**Work to do**.
What number of lines in the material contain the word "Arrival"? Give that number alone.

**Records shown**.
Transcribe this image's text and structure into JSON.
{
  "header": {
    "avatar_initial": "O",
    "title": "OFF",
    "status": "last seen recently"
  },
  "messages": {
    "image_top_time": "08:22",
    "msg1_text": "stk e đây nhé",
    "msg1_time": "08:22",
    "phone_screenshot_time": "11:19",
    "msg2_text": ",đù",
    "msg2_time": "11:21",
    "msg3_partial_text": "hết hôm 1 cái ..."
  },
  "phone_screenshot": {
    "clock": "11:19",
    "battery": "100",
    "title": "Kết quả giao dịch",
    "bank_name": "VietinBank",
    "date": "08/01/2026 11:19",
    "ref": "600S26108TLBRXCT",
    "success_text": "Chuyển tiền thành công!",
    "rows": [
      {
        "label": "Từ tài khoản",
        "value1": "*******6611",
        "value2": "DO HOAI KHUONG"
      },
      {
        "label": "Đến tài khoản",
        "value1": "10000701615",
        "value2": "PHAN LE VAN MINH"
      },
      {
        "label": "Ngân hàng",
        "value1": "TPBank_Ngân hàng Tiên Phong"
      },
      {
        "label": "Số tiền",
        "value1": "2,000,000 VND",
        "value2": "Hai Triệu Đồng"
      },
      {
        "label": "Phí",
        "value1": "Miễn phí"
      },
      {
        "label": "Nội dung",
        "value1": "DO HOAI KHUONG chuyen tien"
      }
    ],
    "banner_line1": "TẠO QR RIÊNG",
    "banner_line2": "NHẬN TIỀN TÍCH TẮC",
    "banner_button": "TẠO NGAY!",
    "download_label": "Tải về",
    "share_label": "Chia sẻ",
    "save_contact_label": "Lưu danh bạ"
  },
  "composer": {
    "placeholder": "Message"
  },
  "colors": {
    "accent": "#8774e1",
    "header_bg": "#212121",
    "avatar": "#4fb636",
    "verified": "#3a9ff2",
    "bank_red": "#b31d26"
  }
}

---

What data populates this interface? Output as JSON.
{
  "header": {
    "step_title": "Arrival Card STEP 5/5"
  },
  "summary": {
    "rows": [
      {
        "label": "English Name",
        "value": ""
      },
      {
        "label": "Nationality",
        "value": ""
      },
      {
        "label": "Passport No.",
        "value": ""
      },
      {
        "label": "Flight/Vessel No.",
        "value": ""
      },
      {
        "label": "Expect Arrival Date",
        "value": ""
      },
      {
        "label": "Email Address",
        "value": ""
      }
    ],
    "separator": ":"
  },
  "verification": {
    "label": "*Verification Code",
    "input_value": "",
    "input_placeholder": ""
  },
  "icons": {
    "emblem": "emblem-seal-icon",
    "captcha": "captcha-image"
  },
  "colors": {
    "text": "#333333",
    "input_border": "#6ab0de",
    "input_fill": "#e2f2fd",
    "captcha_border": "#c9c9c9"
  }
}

**Task answer**.
2